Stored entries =
=======
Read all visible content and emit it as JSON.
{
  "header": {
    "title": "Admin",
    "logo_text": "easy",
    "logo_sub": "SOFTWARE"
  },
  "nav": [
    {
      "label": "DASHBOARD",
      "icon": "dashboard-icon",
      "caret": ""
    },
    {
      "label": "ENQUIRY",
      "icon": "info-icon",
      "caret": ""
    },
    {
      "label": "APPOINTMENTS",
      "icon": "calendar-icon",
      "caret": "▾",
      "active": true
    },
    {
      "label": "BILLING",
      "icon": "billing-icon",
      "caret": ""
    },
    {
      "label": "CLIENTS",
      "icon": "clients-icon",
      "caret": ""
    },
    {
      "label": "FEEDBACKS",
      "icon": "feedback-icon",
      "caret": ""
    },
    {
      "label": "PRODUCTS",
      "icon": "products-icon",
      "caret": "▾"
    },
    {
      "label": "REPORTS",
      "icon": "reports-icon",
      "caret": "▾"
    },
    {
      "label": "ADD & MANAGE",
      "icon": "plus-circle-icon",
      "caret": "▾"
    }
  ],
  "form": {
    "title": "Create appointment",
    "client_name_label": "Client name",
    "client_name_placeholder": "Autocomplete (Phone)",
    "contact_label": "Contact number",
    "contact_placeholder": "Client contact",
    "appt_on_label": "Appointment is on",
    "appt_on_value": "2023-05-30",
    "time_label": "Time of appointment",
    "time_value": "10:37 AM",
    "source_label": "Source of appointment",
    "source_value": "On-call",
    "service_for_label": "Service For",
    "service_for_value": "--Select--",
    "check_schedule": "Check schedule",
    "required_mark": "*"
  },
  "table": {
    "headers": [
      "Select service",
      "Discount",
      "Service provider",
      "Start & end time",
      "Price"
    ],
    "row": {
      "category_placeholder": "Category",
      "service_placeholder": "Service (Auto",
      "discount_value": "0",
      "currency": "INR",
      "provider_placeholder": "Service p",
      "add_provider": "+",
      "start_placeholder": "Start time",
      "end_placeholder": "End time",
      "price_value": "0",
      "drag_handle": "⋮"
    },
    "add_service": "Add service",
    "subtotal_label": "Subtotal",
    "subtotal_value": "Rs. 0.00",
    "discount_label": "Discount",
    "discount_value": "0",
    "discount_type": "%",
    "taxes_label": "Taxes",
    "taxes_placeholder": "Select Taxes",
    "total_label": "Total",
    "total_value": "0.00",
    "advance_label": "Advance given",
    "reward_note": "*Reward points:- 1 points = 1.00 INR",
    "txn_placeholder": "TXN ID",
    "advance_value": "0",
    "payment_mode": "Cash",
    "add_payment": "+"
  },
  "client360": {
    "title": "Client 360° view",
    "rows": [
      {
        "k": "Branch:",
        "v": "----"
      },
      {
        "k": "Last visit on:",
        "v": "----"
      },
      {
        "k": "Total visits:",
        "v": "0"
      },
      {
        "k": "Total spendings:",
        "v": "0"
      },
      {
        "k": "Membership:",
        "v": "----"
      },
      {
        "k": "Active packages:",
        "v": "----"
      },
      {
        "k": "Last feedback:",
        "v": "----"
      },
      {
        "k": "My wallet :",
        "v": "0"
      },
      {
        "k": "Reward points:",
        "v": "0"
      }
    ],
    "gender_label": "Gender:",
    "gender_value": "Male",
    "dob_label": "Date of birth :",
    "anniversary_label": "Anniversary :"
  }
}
=======
SHORT TASK =
Transcribe all entries exactly as they are given.

RIGHT ANSWER =
Read all visible content and emit it as JSON.
{
  "header": {
    "title": "Admin",
    "logo_text": "easy",
    "logo_sub": "SOFTWARE"
  },
  "nav": [
    {
      "label": "DASHBOARD",
      "icon": "dashboard-icon",
      "caret": ""
    },
    {
      "label": "ENQUIRY",
      "icon": "info-icon",
      "caret": ""
    },
    {
      "label": "APPOINTMENTS",
      "icon": "calendar-icon",
      "caret": "▾",
      "active": true
    },
    {
      "label": "BILLING",
      "icon": "billing-icon",
      "caret": ""
    },
    {
      "label": "CLIENTS",
      "icon": "clients-icon",
      "caret": ""
    },
    {
      "label": "FEEDBACKS",
      "icon": "feedback-icon",
      "caret": ""
    },
    {
      "label": "PRODUCTS",
      "icon": "products-icon",
      "caret": "▾"
    },
    {
      "label": "REPORTS",
      "icon": "reports-icon",
      "caret": "▾"
    },
    {
      "label": "ADD & MANAGE",
      "icon": "plus-circle-icon",
      "caret": "▾"
    }
  ],
  "form": {
    "title": "Create appointment",
    "client_name_label": "Client name",
    "client_name_placeholder": "Autocomplete (Phone)",
    "contact_label": "Contact number",
    "contact_placeholder": "Client contact",
    "appt_on_label": "Appointment is on",
    "appt_on_value": "2023-05-30",
    "time_label": "Time of appointment",
    "time_value": "10:37 AM",
    "source_label": "Source of appointment",
    "source_value": "On-call",
    "service_for_label": "Service For",
    "service_for_value": "--Select--",
    "check_schedule": "Check schedule",
    "required_mark": "*"
  },
  "table": {
    "headers": [
      "Select service",
      "Discount",
      "Service provider",
      "Start & end time",
      "Price"
    ],
    "row": {
      "category_placeholder": "Category",
      "service_placeholder": "Service (Auto",
      "discount_value": "0",
      "currency": "INR",
      "provider_placeholder": "Service p",
      "add_provider": "+",
      "start_placeholder": "Start time",
      "end_placeholder": "End time",
      "price_value": "0",
      "drag_handle": "⋮"
    },
    "add_service": "Add service",
    "subtotal_label": "Subtotal",
    "subtotal_value": "Rs. 0.00",
    "discount_label": "Discount",
    "discount_value": "0",
    "discount_type": "%",
    "taxes_label": "Taxes",
    "taxes_placeholder": "Select Taxes",
    "total_label": "Total",
    "total_value": "0.00",
    "advance_label": "Advance given",
    "reward_note": "*Reward points:- 1 points = 1.00 INR",
    "txn_placeholder": "TXN ID",
    "advance_value": "0",
    "payment_mode": "Cash",
    "add_payment": "+"
  },
  "client360": {
    "title": "Client 360° view",
    "rows": [
      {
        "k": "Branch:",
        "v": "----"
      },
      {
        "k": "Last visit on:",
        "v": "----"
      },
      {
        "k": "Total visits:",
        "v": "0"
      },
      {
        "k": "Total spendings:",
        "v": "0"
      },
      {
        "k": "Membership:",
        "v": "----"
      },
      {
        "k": "Active packages:",
        "v": "----"
      },
      {
        "k": "Last feedback:",
        "v": "----"
      },
      {
        "k": "My wallet :",
        "v": "0"
      },
      {
        "k": "Reward points:",
        "v": "0"
      }
    ],
    "gender_label": "Gender:",
    "gender_value": "Male",
    "dob_label": "Date of birth :",
    "anniversary_label": "Anniversary :"
  }
}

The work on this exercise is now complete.